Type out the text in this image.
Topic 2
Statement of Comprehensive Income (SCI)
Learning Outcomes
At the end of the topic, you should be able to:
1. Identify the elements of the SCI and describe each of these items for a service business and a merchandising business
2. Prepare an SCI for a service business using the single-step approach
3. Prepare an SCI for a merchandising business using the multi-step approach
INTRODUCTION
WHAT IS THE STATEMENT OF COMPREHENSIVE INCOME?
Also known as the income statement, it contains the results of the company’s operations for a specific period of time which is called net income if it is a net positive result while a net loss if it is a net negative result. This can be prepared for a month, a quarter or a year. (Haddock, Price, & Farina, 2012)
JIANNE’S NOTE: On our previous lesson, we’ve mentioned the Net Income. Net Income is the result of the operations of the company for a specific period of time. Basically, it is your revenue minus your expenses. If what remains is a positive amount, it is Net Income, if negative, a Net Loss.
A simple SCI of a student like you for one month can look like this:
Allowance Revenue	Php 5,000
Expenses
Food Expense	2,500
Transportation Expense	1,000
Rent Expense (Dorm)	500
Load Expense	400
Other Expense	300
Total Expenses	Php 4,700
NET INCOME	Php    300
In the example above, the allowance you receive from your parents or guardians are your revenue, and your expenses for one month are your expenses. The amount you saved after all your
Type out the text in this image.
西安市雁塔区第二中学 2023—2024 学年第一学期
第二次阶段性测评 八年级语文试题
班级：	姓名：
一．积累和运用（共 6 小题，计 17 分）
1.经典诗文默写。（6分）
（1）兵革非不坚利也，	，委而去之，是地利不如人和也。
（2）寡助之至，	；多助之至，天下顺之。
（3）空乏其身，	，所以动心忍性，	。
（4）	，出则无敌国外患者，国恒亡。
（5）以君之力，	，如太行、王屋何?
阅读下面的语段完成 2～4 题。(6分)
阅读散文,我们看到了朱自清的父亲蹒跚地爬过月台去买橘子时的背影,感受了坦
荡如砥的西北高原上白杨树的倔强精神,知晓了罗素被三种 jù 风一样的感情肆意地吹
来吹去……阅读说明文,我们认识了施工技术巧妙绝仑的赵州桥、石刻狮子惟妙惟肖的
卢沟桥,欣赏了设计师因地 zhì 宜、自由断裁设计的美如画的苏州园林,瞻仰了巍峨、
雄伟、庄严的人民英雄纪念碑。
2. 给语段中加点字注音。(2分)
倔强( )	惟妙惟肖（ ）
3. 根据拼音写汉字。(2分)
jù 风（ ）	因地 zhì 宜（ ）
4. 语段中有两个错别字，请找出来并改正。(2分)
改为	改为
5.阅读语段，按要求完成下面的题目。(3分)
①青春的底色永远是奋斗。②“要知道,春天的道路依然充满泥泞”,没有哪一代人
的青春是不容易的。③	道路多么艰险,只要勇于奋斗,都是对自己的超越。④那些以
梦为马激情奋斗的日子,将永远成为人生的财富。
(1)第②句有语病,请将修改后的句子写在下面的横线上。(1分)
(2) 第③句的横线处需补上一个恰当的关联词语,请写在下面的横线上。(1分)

EXERCISE DETAILS>
In the entries above, find each line with the string "using" and copy it.

OUTPUT>
2. Prepare an SCI for a service business using the single-step approach
3. Prepare an SCI for a merchandising business using the multi-step approach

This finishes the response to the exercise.